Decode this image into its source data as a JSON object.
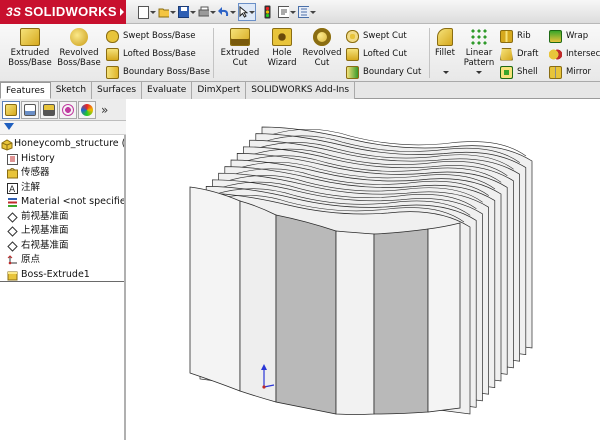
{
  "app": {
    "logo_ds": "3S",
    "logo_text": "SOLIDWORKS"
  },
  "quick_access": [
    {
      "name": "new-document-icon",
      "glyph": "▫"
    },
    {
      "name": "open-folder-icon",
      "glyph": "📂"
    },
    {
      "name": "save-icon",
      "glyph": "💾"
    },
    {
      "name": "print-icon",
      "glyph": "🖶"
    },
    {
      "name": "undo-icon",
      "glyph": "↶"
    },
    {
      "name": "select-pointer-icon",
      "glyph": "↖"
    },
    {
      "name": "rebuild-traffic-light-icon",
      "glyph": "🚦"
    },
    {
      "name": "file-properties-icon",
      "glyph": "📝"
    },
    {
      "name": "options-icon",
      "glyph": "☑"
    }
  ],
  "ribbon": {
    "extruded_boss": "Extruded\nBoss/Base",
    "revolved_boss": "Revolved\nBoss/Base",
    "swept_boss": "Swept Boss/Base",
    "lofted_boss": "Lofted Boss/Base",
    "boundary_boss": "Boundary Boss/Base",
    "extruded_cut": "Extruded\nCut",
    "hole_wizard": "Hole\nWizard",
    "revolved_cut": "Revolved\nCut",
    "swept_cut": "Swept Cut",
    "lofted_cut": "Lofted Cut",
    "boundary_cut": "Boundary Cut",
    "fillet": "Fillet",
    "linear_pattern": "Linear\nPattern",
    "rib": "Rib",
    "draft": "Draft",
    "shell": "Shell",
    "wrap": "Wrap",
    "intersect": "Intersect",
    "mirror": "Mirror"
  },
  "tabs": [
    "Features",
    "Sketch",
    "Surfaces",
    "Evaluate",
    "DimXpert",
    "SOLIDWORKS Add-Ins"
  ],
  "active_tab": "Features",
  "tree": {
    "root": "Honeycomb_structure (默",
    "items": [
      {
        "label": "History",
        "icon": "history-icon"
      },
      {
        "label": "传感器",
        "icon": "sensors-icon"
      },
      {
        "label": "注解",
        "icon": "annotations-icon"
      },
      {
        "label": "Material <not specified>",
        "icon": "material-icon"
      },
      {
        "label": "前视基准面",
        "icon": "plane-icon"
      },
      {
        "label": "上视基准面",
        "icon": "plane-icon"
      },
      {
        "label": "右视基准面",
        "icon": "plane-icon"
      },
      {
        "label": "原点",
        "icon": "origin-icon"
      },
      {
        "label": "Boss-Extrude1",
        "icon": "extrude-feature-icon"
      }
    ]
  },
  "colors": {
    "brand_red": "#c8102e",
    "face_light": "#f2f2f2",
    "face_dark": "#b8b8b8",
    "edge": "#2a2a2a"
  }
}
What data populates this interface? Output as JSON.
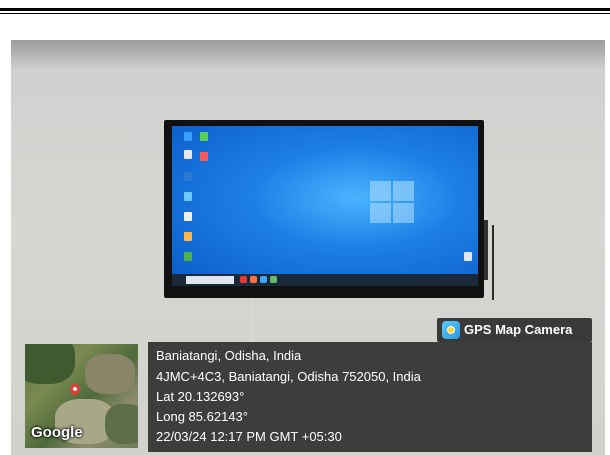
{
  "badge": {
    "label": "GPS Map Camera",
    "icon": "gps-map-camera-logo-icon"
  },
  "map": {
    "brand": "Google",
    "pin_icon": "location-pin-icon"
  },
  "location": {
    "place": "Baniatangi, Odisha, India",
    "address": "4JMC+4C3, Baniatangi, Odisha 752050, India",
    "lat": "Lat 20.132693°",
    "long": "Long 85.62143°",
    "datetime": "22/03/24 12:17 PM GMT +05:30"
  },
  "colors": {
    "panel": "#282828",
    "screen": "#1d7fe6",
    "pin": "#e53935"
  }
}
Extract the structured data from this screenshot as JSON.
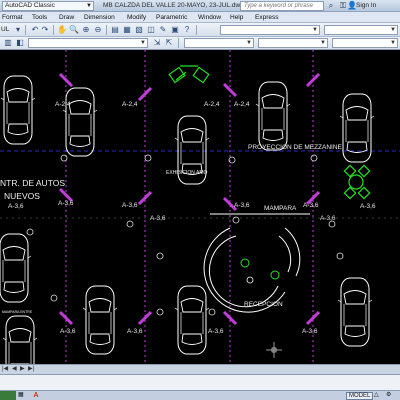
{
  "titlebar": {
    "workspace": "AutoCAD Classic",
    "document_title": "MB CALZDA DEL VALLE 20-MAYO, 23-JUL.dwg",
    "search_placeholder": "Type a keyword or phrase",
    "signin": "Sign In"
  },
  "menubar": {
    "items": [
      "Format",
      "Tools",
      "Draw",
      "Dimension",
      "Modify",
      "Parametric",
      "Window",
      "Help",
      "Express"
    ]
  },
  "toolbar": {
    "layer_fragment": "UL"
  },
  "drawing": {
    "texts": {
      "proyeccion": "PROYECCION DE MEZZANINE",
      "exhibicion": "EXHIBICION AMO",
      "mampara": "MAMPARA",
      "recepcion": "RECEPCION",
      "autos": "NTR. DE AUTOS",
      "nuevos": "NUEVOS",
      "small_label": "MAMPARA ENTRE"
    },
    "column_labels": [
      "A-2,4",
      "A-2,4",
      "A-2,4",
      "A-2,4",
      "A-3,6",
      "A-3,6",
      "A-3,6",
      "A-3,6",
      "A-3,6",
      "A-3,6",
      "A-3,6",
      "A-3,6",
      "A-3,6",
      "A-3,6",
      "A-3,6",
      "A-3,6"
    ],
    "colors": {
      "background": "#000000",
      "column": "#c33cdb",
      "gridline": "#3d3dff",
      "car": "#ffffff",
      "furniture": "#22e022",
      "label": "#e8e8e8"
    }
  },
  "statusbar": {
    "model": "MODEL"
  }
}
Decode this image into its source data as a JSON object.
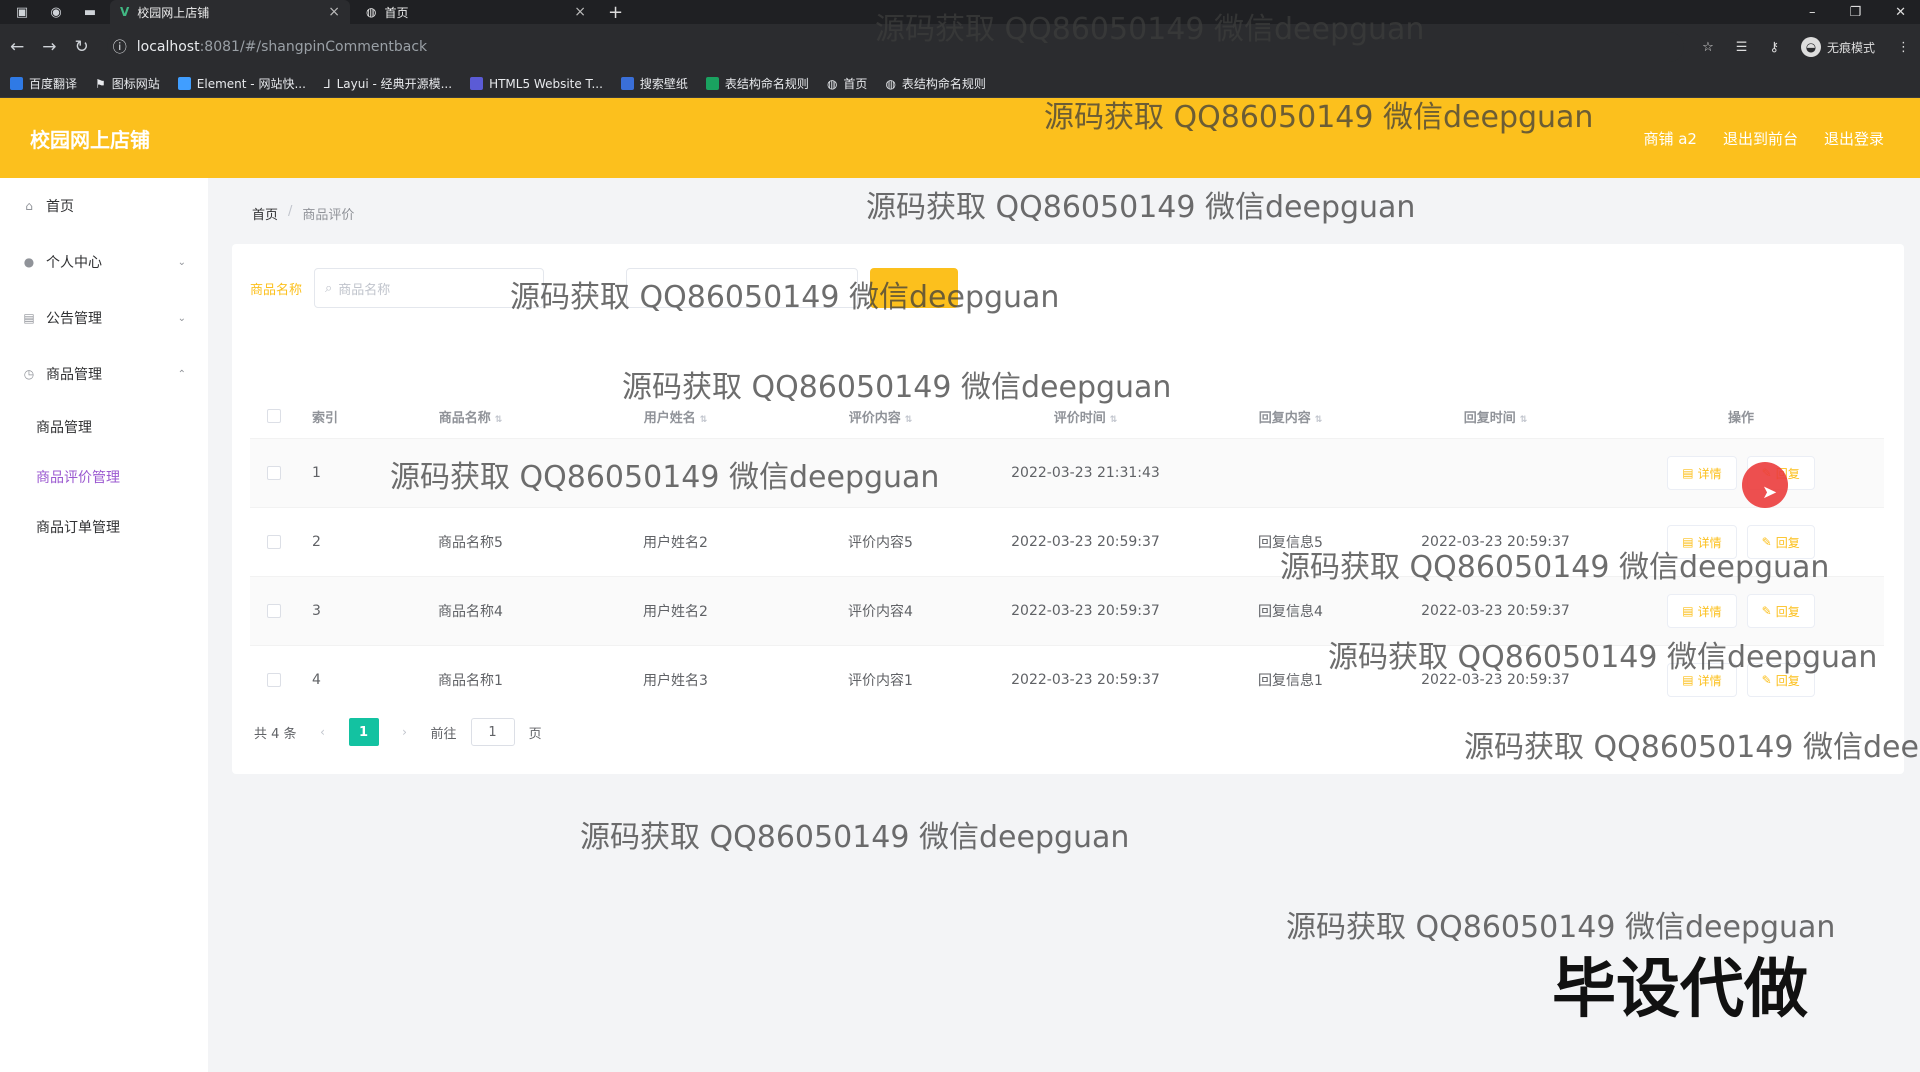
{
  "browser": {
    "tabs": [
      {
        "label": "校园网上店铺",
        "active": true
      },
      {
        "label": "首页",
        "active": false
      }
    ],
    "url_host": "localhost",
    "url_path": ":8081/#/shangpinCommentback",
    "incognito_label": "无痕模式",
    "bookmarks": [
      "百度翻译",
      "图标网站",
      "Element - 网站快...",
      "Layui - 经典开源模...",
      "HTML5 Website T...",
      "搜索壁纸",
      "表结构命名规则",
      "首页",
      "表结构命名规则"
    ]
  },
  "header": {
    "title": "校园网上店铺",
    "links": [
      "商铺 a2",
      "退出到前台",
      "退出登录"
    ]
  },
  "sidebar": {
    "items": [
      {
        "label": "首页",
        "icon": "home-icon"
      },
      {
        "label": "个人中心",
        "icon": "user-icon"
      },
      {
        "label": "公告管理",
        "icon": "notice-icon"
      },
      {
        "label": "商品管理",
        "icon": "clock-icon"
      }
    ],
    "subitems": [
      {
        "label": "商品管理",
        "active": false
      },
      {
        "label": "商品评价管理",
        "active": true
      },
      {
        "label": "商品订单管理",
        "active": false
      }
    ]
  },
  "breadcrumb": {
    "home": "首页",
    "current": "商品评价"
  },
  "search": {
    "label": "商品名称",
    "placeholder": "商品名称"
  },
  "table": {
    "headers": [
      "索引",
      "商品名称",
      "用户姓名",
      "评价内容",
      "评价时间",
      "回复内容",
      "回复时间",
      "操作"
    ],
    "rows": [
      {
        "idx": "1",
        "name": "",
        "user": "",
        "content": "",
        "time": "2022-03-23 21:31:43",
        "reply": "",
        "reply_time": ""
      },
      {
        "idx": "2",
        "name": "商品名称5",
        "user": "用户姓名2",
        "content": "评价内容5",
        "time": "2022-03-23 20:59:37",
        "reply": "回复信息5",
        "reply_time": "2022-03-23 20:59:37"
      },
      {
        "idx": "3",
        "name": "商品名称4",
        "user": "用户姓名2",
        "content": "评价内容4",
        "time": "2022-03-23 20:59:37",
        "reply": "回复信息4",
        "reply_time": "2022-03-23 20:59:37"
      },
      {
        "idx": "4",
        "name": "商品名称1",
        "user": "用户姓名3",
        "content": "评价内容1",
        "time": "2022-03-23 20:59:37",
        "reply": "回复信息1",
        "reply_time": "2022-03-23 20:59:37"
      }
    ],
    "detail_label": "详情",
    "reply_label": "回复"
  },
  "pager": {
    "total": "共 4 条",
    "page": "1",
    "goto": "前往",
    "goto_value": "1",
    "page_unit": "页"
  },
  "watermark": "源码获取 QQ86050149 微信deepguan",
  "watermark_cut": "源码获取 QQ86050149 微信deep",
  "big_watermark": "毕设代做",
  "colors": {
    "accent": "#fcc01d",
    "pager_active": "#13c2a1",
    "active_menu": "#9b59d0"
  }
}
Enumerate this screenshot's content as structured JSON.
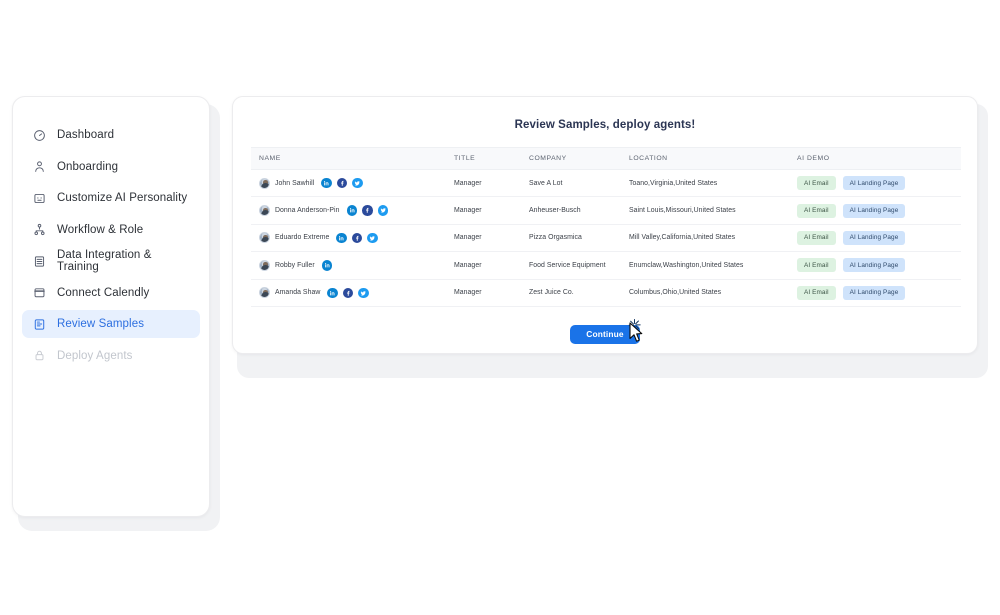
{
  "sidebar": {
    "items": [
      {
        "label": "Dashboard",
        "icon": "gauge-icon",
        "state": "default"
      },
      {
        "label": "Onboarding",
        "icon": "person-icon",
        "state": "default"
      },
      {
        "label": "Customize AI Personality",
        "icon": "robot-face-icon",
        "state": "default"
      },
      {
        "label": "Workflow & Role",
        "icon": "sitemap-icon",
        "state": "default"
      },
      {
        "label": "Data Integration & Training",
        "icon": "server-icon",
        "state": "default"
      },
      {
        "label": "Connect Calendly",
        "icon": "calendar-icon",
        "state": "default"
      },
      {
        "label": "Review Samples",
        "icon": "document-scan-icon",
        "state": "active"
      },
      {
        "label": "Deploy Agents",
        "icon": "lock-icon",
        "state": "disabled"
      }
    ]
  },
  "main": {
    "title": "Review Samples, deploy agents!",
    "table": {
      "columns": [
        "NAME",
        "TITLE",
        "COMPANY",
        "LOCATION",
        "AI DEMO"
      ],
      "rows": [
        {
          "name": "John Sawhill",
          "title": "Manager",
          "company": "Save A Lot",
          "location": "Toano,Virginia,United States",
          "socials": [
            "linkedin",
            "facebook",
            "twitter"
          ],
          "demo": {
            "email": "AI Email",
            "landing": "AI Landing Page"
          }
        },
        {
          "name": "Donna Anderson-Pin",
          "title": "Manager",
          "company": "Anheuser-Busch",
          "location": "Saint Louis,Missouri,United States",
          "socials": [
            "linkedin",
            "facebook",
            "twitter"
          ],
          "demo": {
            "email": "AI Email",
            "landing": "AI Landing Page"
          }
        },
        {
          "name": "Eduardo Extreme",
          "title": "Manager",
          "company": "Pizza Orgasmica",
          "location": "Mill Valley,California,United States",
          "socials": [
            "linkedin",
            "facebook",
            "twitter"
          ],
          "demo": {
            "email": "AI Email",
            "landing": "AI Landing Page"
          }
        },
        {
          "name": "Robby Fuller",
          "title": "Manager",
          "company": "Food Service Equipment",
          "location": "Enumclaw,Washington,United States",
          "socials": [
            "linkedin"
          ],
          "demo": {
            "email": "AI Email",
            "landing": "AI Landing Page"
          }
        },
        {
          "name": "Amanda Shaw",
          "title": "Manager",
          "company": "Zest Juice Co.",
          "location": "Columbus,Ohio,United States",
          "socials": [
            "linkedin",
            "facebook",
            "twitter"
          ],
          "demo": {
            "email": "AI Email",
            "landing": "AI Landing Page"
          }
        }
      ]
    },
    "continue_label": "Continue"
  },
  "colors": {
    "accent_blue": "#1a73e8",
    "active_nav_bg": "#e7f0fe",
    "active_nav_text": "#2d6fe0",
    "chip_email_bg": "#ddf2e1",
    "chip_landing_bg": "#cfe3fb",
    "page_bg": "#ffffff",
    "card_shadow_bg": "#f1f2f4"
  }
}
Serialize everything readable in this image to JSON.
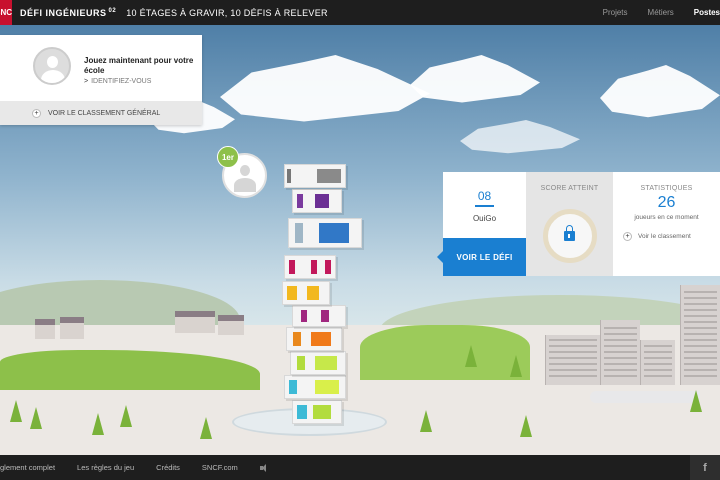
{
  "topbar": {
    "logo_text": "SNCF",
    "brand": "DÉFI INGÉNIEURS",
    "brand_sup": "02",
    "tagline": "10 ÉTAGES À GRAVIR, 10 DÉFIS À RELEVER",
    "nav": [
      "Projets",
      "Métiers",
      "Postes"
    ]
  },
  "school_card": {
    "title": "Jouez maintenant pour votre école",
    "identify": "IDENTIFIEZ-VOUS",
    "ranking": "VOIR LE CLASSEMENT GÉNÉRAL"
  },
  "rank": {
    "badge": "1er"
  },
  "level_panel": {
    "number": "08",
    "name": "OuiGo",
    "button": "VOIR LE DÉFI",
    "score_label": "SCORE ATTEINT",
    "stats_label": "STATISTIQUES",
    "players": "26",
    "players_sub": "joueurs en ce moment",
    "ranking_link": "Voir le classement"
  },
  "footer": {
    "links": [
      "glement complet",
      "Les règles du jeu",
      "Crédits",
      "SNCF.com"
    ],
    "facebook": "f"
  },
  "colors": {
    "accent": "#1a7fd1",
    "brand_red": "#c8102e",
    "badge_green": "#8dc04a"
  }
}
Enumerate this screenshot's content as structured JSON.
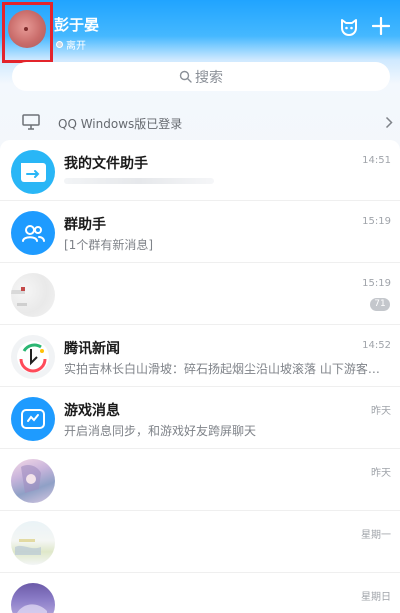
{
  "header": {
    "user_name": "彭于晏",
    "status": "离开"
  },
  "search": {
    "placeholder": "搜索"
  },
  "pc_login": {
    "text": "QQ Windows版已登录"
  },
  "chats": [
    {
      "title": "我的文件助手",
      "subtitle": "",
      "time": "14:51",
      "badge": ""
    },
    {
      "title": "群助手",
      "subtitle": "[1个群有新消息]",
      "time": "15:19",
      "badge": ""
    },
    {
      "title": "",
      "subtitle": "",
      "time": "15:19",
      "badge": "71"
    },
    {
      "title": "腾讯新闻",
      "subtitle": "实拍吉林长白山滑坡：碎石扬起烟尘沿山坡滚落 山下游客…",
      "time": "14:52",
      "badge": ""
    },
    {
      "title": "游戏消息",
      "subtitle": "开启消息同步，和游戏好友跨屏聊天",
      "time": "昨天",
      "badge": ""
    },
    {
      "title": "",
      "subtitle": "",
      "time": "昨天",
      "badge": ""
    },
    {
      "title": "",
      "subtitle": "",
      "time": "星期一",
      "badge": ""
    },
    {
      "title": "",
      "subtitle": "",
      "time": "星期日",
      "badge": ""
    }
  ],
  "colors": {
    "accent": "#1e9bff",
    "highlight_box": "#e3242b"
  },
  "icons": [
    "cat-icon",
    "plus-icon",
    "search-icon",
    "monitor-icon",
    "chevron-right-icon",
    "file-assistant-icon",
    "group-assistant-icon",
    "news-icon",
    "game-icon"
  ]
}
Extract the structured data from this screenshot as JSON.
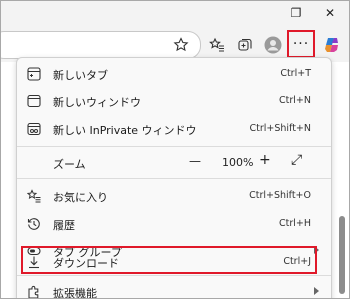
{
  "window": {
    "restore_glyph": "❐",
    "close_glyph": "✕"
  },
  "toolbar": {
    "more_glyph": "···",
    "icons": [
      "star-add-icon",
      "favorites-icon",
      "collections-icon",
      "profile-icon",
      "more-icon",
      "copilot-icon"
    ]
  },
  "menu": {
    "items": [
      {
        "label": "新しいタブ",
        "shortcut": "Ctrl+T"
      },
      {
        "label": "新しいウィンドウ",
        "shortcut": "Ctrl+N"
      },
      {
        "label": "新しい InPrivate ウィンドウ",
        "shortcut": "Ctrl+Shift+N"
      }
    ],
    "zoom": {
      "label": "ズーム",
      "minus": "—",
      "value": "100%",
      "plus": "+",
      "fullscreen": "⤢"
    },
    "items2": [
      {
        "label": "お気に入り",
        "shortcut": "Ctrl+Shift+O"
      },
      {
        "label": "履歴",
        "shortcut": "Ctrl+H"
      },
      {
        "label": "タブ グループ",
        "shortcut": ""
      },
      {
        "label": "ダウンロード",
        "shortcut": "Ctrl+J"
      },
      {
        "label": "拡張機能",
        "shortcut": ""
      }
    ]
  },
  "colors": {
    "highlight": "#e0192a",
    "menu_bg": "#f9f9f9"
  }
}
════════
### TASK DESCRIPTION
Work out how many lines in the records above contain the word "India", and reply with that number alone.

### WORKED ANSWER
2